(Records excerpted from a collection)

○ ○ ○ ○

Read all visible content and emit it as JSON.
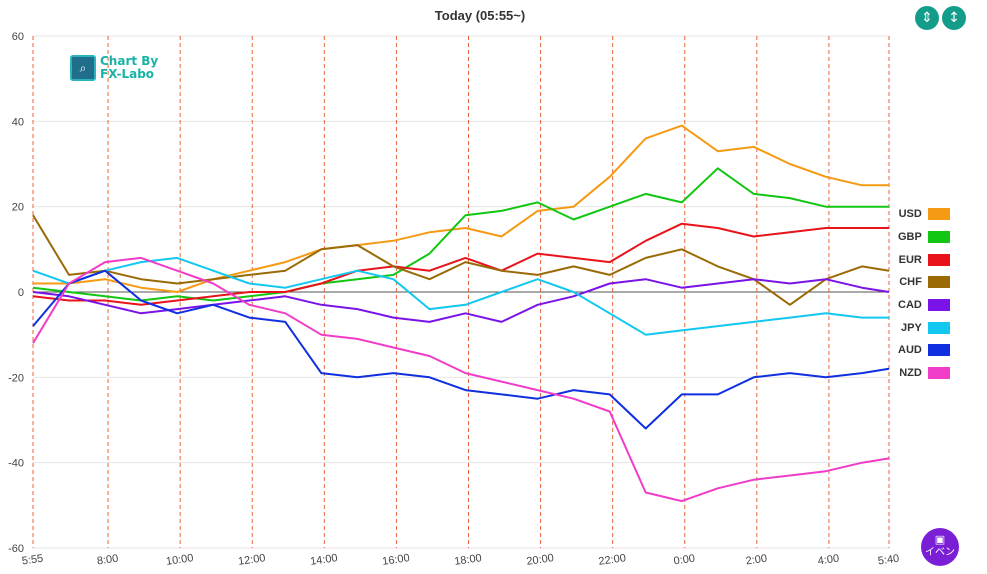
{
  "header": {
    "title": "Today  (05:55~)"
  },
  "controls": {
    "compress_icon": "compress-vertical-icon",
    "expand_icon": "expand-vertical-icon"
  },
  "logo": {
    "line1": "Chart By",
    "line2": "FX-Labo"
  },
  "event_button": {
    "icon": "calendar-icon",
    "label": "イベン"
  },
  "colors": {
    "USD": "#f59a13",
    "GBP": "#13c613",
    "EUR": "#e8131b",
    "CHF": "#9a6a06",
    "CAD": "#7a13e8",
    "JPY": "#13c8f0",
    "AUD": "#0f2fe0",
    "NZD": "#f03cc8"
  },
  "chart_data": {
    "type": "line",
    "title": "Today  (05:55~)",
    "xlabel": "",
    "ylabel": "",
    "ylim": [
      -60,
      60
    ],
    "yticks": [
      60,
      40,
      20,
      0,
      -20,
      -40,
      -60
    ],
    "x_start": "5:55",
    "x_end": "5:40",
    "x_tick_labels": [
      "5:55",
      "8:00",
      "10:00",
      "12:00",
      "14:00",
      "16:00",
      "18:00",
      "20:00",
      "22:00",
      "0:00",
      "2:00",
      "4:00",
      "5:40"
    ],
    "x_tick_hours": [
      0,
      2.083,
      4.083,
      6.083,
      8.083,
      10.083,
      12.083,
      14.083,
      16.083,
      18.083,
      20.083,
      22.083,
      23.75
    ],
    "vertical_gridlines": "dashed orange",
    "legend_position": "right",
    "x_hours": [
      0,
      1,
      2,
      3,
      4,
      5,
      6,
      7,
      8,
      9,
      10,
      11,
      12,
      13,
      14,
      15,
      16,
      17,
      18,
      19,
      20,
      21,
      22,
      23,
      23.75
    ],
    "series": [
      {
        "name": "USD",
        "values": [
          2,
          2,
          3,
          1,
          0,
          3,
          5,
          7,
          10,
          11,
          12,
          14,
          15,
          13,
          19,
          20,
          27,
          36,
          39,
          33,
          34,
          30,
          27,
          25,
          25
        ]
      },
      {
        "name": "GBP",
        "values": [
          1,
          0,
          -1,
          -2,
          -1,
          -2,
          -1,
          0,
          2,
          3,
          4,
          9,
          18,
          19,
          21,
          17,
          20,
          23,
          21,
          29,
          23,
          22,
          20,
          20,
          20
        ]
      },
      {
        "name": "EUR",
        "values": [
          -1,
          -2,
          -2,
          -3,
          -2,
          -1,
          0,
          0,
          2,
          5,
          6,
          5,
          8,
          5,
          9,
          8,
          7,
          12,
          16,
          15,
          13,
          14,
          15,
          15,
          15
        ]
      },
      {
        "name": "CHF",
        "values": [
          18,
          4,
          5,
          3,
          2,
          3,
          4,
          5,
          10,
          11,
          6,
          3,
          7,
          5,
          4,
          6,
          4,
          8,
          10,
          6,
          3,
          -3,
          3,
          6,
          5
        ]
      },
      {
        "name": "CAD",
        "values": [
          0,
          -1,
          -3,
          -5,
          -4,
          -3,
          -2,
          -1,
          -3,
          -4,
          -6,
          -7,
          -5,
          -7,
          -3,
          -1,
          2,
          3,
          1,
          2,
          3,
          2,
          3,
          1,
          0
        ]
      },
      {
        "name": "JPY",
        "values": [
          5,
          2,
          5,
          7,
          8,
          5,
          2,
          1,
          3,
          5,
          3,
          -4,
          -3,
          0,
          3,
          0,
          -5,
          -10,
          -9,
          -8,
          -7,
          -6,
          -5,
          -6,
          -6
        ]
      },
      {
        "name": "AUD",
        "values": [
          -8,
          2,
          5,
          -2,
          -5,
          -3,
          -6,
          -7,
          -19,
          -20,
          -19,
          -20,
          -23,
          -24,
          -25,
          -23,
          -24,
          -32,
          -24,
          -24,
          -20,
          -19,
          -20,
          -19,
          -18
        ]
      },
      {
        "name": "NZD",
        "values": [
          -12,
          2,
          7,
          8,
          5,
          2,
          -3,
          -5,
          -10,
          -11,
          -13,
          -15,
          -19,
          -21,
          -23,
          -25,
          -28,
          -47,
          -49,
          -46,
          -44,
          -43,
          -42,
          -40,
          -39
        ]
      }
    ]
  }
}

○ ○ ○ ○

:: Problem description ::
Repeat the material above verbatim. Leave the pictures behind.

:: Solution to the problem ::
Read all visible content and emit it as JSON.
{
  "header": {
    "title": "Today  (05:55~)"
  },
  "controls": {
    "compress_icon": "compress-vertical-icon",
    "expand_icon": "expand-vertical-icon"
  },
  "logo": {
    "line1": "Chart By",
    "line2": "FX-Labo"
  },
  "event_button": {
    "icon": "calendar-icon",
    "label": "イベン"
  },
  "colors": {
    "USD": "#f59a13",
    "GBP": "#13c613",
    "EUR": "#e8131b",
    "CHF": "#9a6a06",
    "CAD": "#7a13e8",
    "JPY": "#13c8f0",
    "AUD": "#0f2fe0",
    "NZD": "#f03cc8"
  },
  "chart_data": {
    "type": "line",
    "title": "Today  (05:55~)",
    "xlabel": "",
    "ylabel": "",
    "ylim": [
      -60,
      60
    ],
    "yticks": [
      60,
      40,
      20,
      0,
      -20,
      -40,
      -60
    ],
    "x_start": "5:55",
    "x_end": "5:40",
    "x_tick_labels": [
      "5:55",
      "8:00",
      "10:00",
      "12:00",
      "14:00",
      "16:00",
      "18:00",
      "20:00",
      "22:00",
      "0:00",
      "2:00",
      "4:00",
      "5:40"
    ],
    "x_tick_hours": [
      0,
      2.083,
      4.083,
      6.083,
      8.083,
      10.083,
      12.083,
      14.083,
      16.083,
      18.083,
      20.083,
      22.083,
      23.75
    ],
    "vertical_gridlines": "dashed orange",
    "legend_position": "right",
    "x_hours": [
      0,
      1,
      2,
      3,
      4,
      5,
      6,
      7,
      8,
      9,
      10,
      11,
      12,
      13,
      14,
      15,
      16,
      17,
      18,
      19,
      20,
      21,
      22,
      23,
      23.75
    ],
    "series": [
      {
        "name": "USD",
        "values": [
          2,
          2,
          3,
          1,
          0,
          3,
          5,
          7,
          10,
          11,
          12,
          14,
          15,
          13,
          19,
          20,
          27,
          36,
          39,
          33,
          34,
          30,
          27,
          25,
          25
        ]
      },
      {
        "name": "GBP",
        "values": [
          1,
          0,
          -1,
          -2,
          -1,
          -2,
          -1,
          0,
          2,
          3,
          4,
          9,
          18,
          19,
          21,
          17,
          20,
          23,
          21,
          29,
          23,
          22,
          20,
          20,
          20
        ]
      },
      {
        "name": "EUR",
        "values": [
          -1,
          -2,
          -2,
          -3,
          -2,
          -1,
          0,
          0,
          2,
          5,
          6,
          5,
          8,
          5,
          9,
          8,
          7,
          12,
          16,
          15,
          13,
          14,
          15,
          15,
          15
        ]
      },
      {
        "name": "CHF",
        "values": [
          18,
          4,
          5,
          3,
          2,
          3,
          4,
          5,
          10,
          11,
          6,
          3,
          7,
          5,
          4,
          6,
          4,
          8,
          10,
          6,
          3,
          -3,
          3,
          6,
          5
        ]
      },
      {
        "name": "CAD",
        "values": [
          0,
          -1,
          -3,
          -5,
          -4,
          -3,
          -2,
          -1,
          -3,
          -4,
          -6,
          -7,
          -5,
          -7,
          -3,
          -1,
          2,
          3,
          1,
          2,
          3,
          2,
          3,
          1,
          0
        ]
      },
      {
        "name": "JPY",
        "values": [
          5,
          2,
          5,
          7,
          8,
          5,
          2,
          1,
          3,
          5,
          3,
          -4,
          -3,
          0,
          3,
          0,
          -5,
          -10,
          -9,
          -8,
          -7,
          -6,
          -5,
          -6,
          -6
        ]
      },
      {
        "name": "AUD",
        "values": [
          -8,
          2,
          5,
          -2,
          -5,
          -3,
          -6,
          -7,
          -19,
          -20,
          -19,
          -20,
          -23,
          -24,
          -25,
          -23,
          -24,
          -32,
          -24,
          -24,
          -20,
          -19,
          -20,
          -19,
          -18
        ]
      },
      {
        "name": "NZD",
        "values": [
          -12,
          2,
          7,
          8,
          5,
          2,
          -3,
          -5,
          -10,
          -11,
          -13,
          -15,
          -19,
          -21,
          -23,
          -25,
          -28,
          -47,
          -49,
          -46,
          -44,
          -43,
          -42,
          -40,
          -39
        ]
      }
    ]
  }
}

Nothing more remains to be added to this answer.